- _Your objective_
Write out the entries verbatim and leave the images out of the copy.

- _Data for this task_
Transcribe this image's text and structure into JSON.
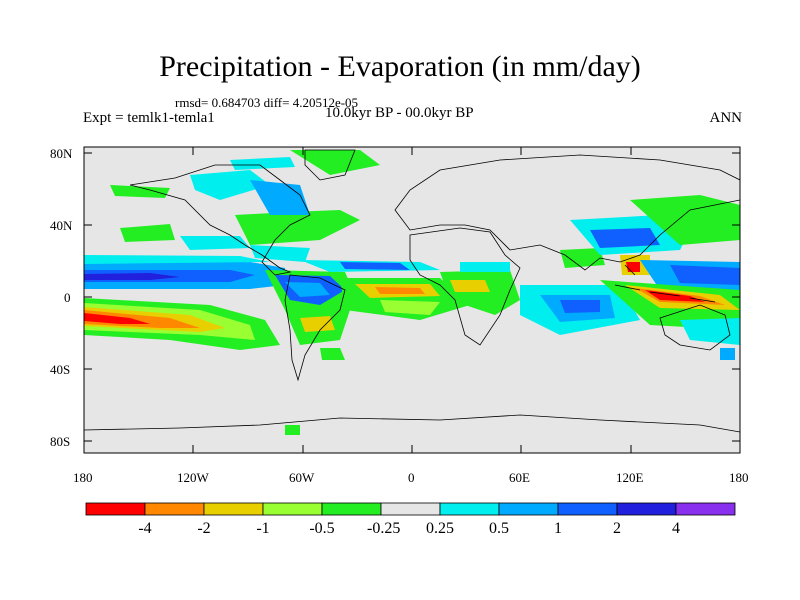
{
  "title": "Precipitation - Evaporation (in mm/day)",
  "stats": "rmsd= 0.684703 diff= 4.20512e-05",
  "experiment": "Expt = temlk1-temla1",
  "period": "10.0kyr BP - 00.0kyr BP",
  "season": "ANN",
  "map": {
    "lat_ticks": [
      "80N",
      "40N",
      "0",
      "40S",
      "80S"
    ],
    "lon_ticks": [
      "180",
      "120W",
      "60W",
      "0",
      "60E",
      "120E",
      "180"
    ],
    "background_color": "#e6e6e6"
  },
  "colorbar": {
    "labels": [
      "-4",
      "-2",
      "-1",
      "-0.5",
      "-0.25",
      "0.25",
      "0.5",
      "1",
      "2",
      "4"
    ],
    "colors": [
      "#ff0000",
      "#ff8800",
      "#e8d000",
      "#99ff33",
      "#22ee22",
      "#e6e6e6",
      "#00eeee",
      "#00aaff",
      "#1060ff",
      "#2020dd",
      "#8830ee"
    ]
  },
  "legend_colors": {
    "red": "#ff0000",
    "orange": "#ff8800",
    "yellow": "#e8d000",
    "lightgreen": "#99ff33",
    "green": "#22ee22",
    "grey": "#e6e6e6",
    "cyan": "#00eeee",
    "lightblue": "#00aaff",
    "blue": "#1060ff",
    "darkblue": "#2020dd"
  }
}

- _Expected answer_
Transcribe this image's text and structure into JSON.
{
  "title": "Precipitation - Evaporation (in mm/day)",
  "stats": "rmsd= 0.684703 diff= 4.20512e-05",
  "experiment": "Expt = temlk1-temla1",
  "period": "10.0kyr BP - 00.0kyr BP",
  "season": "ANN",
  "map": {
    "lat_ticks": [
      "80N",
      "40N",
      "0",
      "40S",
      "80S"
    ],
    "lon_ticks": [
      "180",
      "120W",
      "60W",
      "0",
      "60E",
      "120E",
      "180"
    ],
    "background_color": "#e6e6e6"
  },
  "colorbar": {
    "labels": [
      "-4",
      "-2",
      "-1",
      "-0.5",
      "-0.25",
      "0.25",
      "0.5",
      "1",
      "2",
      "4"
    ],
    "colors": [
      "#ff0000",
      "#ff8800",
      "#e8d000",
      "#99ff33",
      "#22ee22",
      "#e6e6e6",
      "#00eeee",
      "#00aaff",
      "#1060ff",
      "#2020dd",
      "#8830ee"
    ]
  },
  "legend_colors": {
    "red": "#ff0000",
    "orange": "#ff8800",
    "yellow": "#e8d000",
    "lightgreen": "#99ff33",
    "green": "#22ee22",
    "grey": "#e6e6e6",
    "cyan": "#00eeee",
    "lightblue": "#00aaff",
    "blue": "#1060ff",
    "darkblue": "#2020dd"
  }
}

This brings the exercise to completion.